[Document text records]
☆ ☆ ☆ ☆
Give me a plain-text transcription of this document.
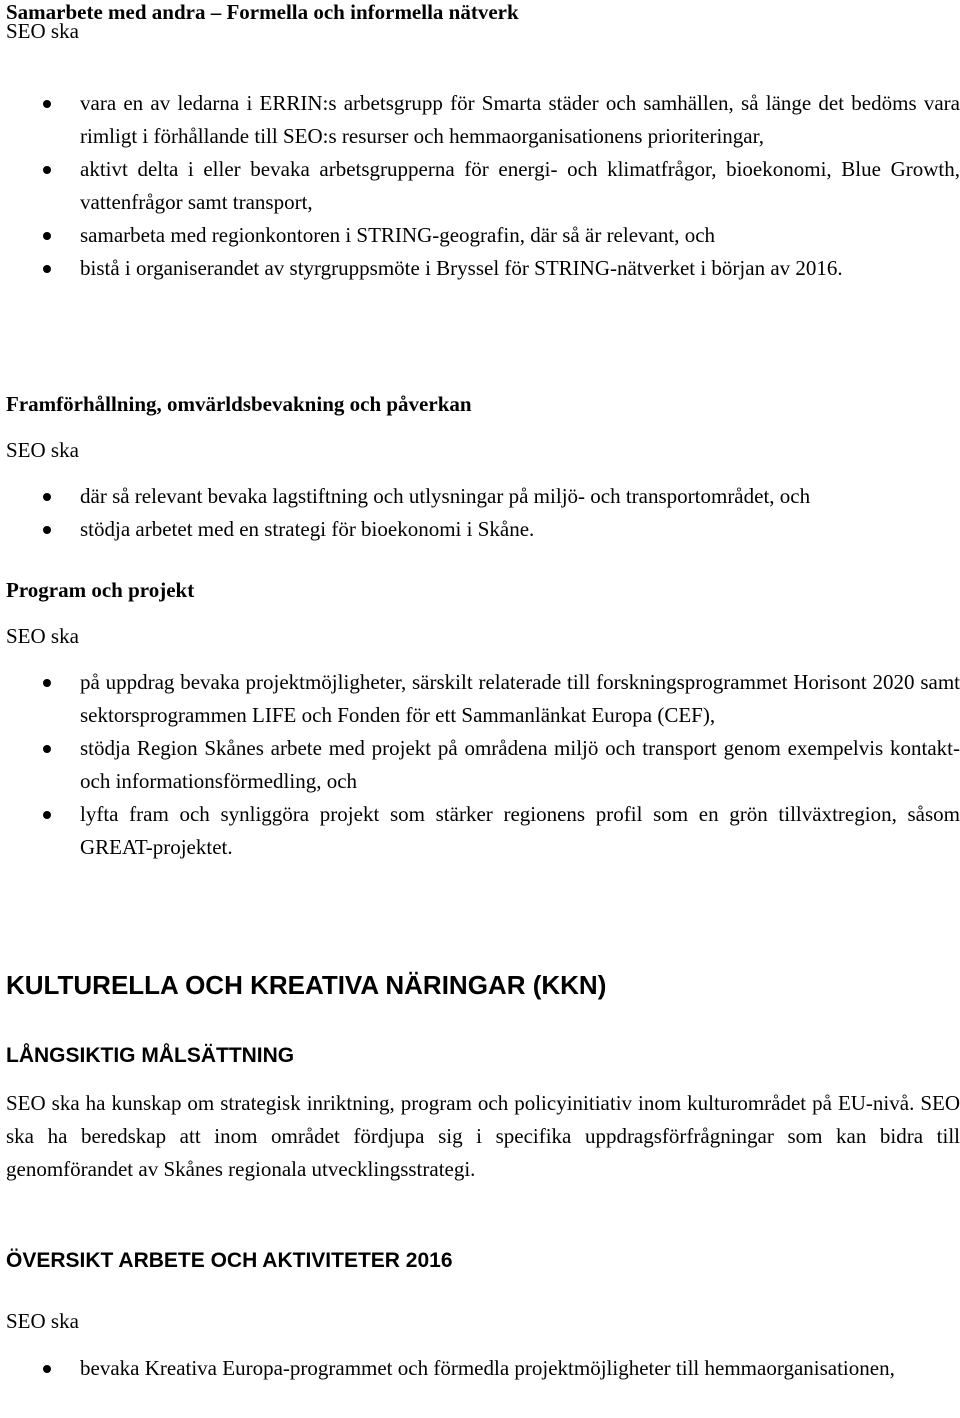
Samarbete med andra – Formella och informella nätverk
SEO ska
vara en av ledarna i ERRIN:s arbetsgrupp för Smarta städer och samhällen, så länge det bedöms vara rimligt i förhållande till SEO:s resurser och hemmaorganisationens prioriteringar,
aktivt delta i eller bevaka arbetsgrupperna för energi- och klimatfrågor, bioekonomi, Blue Growth, vattenfrågor samt transport,
samarbeta med regionkontoren i STRING-geografin, där så är relevant, och
bistå i organiserandet av styrgruppsmöte i Bryssel för STRING-nätverket i början av 2016.
Framförhållning, omvärldsbevakning och påverkan
SEO ska
där så relevant bevaka lagstiftning och utlysningar på miljö- och transportområdet, och
stödja arbetet med en strategi för bioekonomi i Skåne.
Program och projekt
SEO ska
på uppdrag bevaka projektmöjligheter, särskilt relaterade till forskningsprogrammet Horisont 2020 samt sektorsprogrammen LIFE och Fonden för ett Sammanlänkat Europa (CEF),
stödja Region Skånes arbete med projekt på områdena miljö och transport genom exempelvis kontakt- och informationsförmedling, och
lyfta fram och synliggöra projekt som stärker regionens profil som en grön tillväxtregion, såsom GREAT-projektet.
KULTURELLA OCH KREATIVA NÄRINGAR (KKN)
LÅNGSIKTIG MÅLSÄTTNING
SEO ska ha kunskap om strategisk inriktning, program och policyinitiativ inom kulturområdet på EU-nivå. SEO ska ha beredskap att inom området fördjupa sig i specifika uppdragsförfrågningar som kan bidra till genomförandet av Skånes regionala utvecklingsstrategi.
ÖVERSIKT ARBETE OCH AKTIVITETER 2016
SEO ska
bevaka Kreativa Europa-programmet och förmedla projektmöjligheter till hemmaorganisationen,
☆ ☆ ☆ ☆
*YOUR TASK*:
Please give an exact printout of all the records, pictures aside.

*TASK RESULT*:
Give me a plain-text transcription of this document.
Samarbete med andra – Formella och informella nätverk
SEO ska
vara en av ledarna i ERRIN:s arbetsgrupp för Smarta städer och samhällen, så länge det bedöms vara rimligt i förhållande till SEO:s resurser och hemmaorganisationens prioriteringar,
aktivt delta i eller bevaka arbetsgrupperna för energi- och klimatfrågor, bioekonomi, Blue Growth, vattenfrågor samt transport,
samarbeta med regionkontoren i STRING-geografin, där så är relevant, och
bistå i organiserandet av styrgruppsmöte i Bryssel för STRING-nätverket i början av 2016.
Framförhållning, omvärldsbevakning och påverkan
SEO ska
där så relevant bevaka lagstiftning och utlysningar på miljö- och transportområdet, och
stödja arbetet med en strategi för bioekonomi i Skåne.
Program och projekt
SEO ska
på uppdrag bevaka projektmöjligheter, särskilt relaterade till forskningsprogrammet Horisont 2020 samt sektorsprogrammen LIFE och Fonden för ett Sammanlänkat Europa (CEF),
stödja Region Skånes arbete med projekt på områdena miljö och transport genom exempelvis kontakt- och informationsförmedling, och
lyfta fram och synliggöra projekt som stärker regionens profil som en grön tillväxtregion, såsom GREAT-projektet.
KULTURELLA OCH KREATIVA NÄRINGAR (KKN)
LÅNGSIKTIG MÅLSÄTTNING
SEO ska ha kunskap om strategisk inriktning, program och policyinitiativ inom kulturområdet på EU-nivå. SEO ska ha beredskap att inom området fördjupa sig i specifika uppdragsförfrågningar som kan bidra till genomförandet av Skånes regionala utvecklingsstrategi.
ÖVERSIKT ARBETE OCH AKTIVITETER 2016
SEO ska
bevaka Kreativa Europa-programmet och förmedla projektmöjligheter till hemmaorganisationen,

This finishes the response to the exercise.